* **Given exercise**: From the entries that follow, list every line in which the string "JSON" appears.

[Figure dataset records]
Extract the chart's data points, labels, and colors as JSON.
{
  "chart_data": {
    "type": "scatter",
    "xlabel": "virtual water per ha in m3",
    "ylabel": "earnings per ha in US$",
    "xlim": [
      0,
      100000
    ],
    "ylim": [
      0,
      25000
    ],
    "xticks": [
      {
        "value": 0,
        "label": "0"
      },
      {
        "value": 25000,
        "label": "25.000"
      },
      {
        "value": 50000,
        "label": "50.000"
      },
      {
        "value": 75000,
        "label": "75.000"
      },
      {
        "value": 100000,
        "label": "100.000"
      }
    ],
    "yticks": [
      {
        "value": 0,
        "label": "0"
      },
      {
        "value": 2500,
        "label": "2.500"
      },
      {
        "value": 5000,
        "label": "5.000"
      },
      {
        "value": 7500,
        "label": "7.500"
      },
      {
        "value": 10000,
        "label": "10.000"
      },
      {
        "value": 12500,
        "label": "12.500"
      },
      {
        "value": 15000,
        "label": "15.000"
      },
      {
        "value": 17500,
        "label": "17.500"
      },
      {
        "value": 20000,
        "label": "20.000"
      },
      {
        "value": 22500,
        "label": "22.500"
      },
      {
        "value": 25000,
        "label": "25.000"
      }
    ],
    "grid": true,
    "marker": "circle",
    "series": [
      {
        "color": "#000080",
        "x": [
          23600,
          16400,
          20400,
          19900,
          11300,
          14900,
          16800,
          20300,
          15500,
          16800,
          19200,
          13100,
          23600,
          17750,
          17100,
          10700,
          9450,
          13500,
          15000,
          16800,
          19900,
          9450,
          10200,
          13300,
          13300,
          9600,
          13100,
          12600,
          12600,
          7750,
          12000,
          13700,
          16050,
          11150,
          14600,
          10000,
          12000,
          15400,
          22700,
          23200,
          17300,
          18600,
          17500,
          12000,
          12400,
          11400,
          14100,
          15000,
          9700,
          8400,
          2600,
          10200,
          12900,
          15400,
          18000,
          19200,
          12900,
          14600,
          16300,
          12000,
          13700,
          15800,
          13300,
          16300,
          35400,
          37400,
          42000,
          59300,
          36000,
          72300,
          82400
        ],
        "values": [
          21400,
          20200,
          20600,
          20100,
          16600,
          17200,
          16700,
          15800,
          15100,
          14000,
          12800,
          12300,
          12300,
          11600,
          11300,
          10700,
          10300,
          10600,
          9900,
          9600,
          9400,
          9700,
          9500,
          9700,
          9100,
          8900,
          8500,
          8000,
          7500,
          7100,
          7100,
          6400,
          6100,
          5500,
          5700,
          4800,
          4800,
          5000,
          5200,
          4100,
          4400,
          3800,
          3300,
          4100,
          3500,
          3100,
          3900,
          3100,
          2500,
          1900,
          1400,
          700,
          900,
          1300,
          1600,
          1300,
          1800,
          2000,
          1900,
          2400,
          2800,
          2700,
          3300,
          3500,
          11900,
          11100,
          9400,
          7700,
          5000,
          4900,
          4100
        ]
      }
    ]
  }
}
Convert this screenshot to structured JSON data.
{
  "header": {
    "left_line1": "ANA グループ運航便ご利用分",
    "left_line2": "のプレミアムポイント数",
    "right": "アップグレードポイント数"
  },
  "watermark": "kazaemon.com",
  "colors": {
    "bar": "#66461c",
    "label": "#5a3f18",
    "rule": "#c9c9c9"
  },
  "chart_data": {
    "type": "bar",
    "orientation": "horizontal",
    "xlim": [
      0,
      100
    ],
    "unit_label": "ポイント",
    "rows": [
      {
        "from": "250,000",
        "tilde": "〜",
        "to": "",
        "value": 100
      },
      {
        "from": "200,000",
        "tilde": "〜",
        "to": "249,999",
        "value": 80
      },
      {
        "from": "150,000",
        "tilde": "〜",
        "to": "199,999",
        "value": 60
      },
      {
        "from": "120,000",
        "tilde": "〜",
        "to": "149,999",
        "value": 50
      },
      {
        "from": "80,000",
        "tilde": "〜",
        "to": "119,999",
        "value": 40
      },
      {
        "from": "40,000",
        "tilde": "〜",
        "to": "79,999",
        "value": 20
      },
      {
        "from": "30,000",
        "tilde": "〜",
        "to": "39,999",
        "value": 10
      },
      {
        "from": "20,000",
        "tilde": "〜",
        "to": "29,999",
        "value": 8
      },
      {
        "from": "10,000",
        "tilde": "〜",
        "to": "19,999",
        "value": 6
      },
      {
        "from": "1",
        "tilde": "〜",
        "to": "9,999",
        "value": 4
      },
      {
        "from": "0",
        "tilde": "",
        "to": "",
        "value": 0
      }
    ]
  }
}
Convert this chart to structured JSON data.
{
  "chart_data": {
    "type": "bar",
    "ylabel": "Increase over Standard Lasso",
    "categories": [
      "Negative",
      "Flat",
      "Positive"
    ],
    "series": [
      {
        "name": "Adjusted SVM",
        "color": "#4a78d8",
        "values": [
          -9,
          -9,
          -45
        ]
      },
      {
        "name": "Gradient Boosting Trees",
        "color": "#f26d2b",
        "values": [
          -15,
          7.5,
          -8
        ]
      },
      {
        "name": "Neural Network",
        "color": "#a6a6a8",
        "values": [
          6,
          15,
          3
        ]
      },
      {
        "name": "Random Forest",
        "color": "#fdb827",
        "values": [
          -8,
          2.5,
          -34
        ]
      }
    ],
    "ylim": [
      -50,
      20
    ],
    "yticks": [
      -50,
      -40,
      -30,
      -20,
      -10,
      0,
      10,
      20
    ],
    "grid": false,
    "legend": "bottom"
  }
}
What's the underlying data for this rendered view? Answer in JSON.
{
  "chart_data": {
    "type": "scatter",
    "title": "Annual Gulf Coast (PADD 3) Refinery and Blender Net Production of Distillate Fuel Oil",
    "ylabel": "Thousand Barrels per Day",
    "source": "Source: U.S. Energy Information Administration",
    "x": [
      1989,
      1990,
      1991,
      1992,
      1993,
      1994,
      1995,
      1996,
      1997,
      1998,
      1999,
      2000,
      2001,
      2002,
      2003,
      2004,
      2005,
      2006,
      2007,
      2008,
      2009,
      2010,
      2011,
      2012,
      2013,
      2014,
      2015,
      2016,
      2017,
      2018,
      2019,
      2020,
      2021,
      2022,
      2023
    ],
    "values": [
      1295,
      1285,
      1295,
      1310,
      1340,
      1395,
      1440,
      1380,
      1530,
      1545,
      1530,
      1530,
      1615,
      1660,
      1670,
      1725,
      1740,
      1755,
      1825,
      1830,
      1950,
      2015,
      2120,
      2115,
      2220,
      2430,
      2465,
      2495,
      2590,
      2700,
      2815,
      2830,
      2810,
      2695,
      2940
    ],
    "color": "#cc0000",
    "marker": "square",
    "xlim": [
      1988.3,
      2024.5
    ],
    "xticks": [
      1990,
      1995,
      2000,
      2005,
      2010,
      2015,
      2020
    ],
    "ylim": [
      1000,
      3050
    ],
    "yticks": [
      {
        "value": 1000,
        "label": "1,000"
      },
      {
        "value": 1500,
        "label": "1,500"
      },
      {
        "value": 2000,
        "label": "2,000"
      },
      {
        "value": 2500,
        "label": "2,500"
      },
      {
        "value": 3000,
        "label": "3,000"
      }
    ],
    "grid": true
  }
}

* **Response**:
Extract the chart's data points, labels, and colors as JSON.
Convert this screenshot to structured JSON data.
Convert this chart to structured JSON data.
What's the underlying data for this rendered view? Answer in JSON.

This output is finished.